**Objective:** Count the lines in the records below that contain the word "suspension", with uppercase and lowercase treated as different. Reply with the number alone.

**Data supplied:**
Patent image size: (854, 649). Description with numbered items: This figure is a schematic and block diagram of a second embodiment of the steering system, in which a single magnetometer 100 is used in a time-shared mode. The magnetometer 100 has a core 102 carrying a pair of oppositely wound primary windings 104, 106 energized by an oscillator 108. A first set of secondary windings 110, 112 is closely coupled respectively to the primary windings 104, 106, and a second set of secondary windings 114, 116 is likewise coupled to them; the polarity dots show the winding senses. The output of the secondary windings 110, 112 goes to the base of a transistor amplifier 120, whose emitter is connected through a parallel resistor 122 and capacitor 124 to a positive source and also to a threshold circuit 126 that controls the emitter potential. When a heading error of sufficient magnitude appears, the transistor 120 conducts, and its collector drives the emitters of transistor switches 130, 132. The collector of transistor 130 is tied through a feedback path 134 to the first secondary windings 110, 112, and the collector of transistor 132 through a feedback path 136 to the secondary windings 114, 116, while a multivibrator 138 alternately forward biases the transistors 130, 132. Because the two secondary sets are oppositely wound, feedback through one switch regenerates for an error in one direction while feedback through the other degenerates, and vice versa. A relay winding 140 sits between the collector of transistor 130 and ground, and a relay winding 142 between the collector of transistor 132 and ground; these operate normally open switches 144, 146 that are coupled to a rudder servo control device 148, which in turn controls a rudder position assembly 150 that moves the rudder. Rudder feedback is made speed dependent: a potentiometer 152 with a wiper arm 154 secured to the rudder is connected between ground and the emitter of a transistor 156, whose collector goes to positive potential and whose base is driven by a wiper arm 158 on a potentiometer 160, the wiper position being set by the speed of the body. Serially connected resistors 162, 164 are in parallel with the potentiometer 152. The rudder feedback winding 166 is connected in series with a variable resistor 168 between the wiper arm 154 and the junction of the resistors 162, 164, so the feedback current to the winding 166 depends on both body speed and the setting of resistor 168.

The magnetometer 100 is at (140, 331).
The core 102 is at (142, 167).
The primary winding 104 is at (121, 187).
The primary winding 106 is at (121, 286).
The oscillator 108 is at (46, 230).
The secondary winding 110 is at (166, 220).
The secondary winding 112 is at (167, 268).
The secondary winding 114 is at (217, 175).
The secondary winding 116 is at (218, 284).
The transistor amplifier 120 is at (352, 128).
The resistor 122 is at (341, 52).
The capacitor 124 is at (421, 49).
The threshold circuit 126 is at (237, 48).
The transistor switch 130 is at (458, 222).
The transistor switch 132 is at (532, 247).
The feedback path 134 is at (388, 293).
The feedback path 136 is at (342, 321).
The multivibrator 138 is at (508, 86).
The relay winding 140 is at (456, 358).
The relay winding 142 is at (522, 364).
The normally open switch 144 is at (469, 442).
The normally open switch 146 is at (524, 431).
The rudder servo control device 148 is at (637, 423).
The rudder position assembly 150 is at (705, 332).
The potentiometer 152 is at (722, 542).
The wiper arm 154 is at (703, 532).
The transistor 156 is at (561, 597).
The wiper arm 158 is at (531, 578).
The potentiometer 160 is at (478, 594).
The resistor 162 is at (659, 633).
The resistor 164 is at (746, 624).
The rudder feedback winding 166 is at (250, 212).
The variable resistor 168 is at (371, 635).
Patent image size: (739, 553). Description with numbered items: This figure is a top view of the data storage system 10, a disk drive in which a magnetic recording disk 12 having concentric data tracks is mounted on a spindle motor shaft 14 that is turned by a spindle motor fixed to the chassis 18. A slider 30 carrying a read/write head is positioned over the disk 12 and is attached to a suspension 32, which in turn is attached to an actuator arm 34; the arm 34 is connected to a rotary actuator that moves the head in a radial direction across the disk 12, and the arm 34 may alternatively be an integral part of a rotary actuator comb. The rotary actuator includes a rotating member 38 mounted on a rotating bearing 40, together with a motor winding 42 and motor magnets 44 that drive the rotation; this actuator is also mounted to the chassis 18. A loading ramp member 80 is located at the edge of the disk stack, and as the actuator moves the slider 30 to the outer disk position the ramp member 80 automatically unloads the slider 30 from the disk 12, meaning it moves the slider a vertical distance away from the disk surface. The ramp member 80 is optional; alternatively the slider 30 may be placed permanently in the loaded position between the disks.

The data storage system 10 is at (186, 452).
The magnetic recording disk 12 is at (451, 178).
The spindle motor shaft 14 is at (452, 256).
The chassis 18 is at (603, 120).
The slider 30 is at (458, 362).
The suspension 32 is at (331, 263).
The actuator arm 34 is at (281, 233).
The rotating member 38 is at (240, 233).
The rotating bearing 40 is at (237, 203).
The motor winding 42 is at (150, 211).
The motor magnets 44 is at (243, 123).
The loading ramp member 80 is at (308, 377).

--

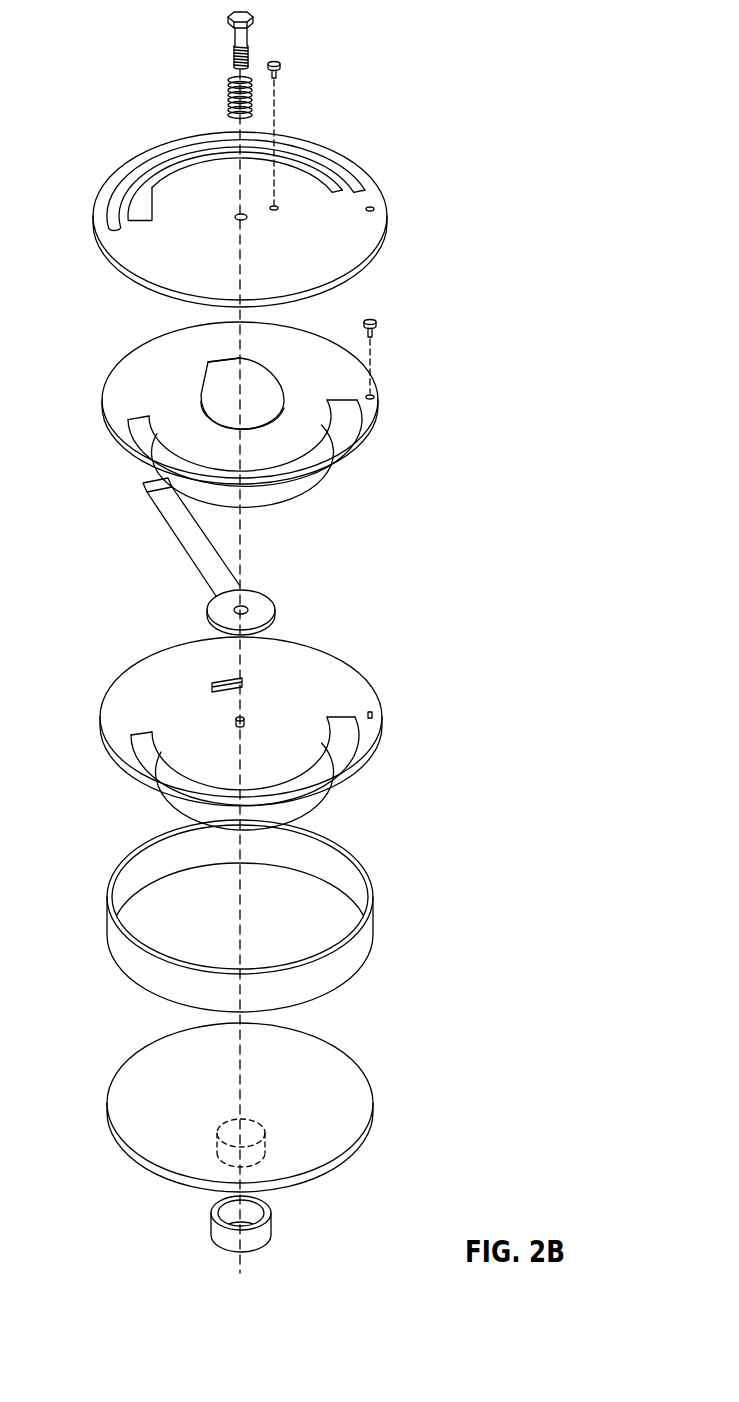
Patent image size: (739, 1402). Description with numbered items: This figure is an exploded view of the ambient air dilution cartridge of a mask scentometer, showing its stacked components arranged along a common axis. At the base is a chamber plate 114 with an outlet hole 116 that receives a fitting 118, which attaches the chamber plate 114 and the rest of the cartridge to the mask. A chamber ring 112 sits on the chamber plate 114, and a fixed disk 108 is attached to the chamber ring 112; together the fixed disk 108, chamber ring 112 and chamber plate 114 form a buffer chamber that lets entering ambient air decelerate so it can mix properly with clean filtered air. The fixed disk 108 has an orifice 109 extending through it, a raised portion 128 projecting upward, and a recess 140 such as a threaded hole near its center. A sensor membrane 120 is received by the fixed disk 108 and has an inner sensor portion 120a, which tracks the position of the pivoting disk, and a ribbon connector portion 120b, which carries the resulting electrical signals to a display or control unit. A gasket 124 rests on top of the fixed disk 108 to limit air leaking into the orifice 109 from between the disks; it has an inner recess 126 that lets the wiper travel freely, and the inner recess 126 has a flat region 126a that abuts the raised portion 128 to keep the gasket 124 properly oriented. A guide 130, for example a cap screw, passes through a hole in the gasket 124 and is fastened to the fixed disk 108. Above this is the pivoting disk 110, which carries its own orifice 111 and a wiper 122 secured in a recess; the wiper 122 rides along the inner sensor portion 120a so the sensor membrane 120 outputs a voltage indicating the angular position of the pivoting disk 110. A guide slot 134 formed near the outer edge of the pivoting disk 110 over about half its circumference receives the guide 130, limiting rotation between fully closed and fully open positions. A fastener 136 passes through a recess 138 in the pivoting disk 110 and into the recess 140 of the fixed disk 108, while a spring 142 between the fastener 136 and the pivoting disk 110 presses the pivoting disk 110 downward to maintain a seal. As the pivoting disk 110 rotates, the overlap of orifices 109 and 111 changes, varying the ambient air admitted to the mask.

**Exercise result:** 2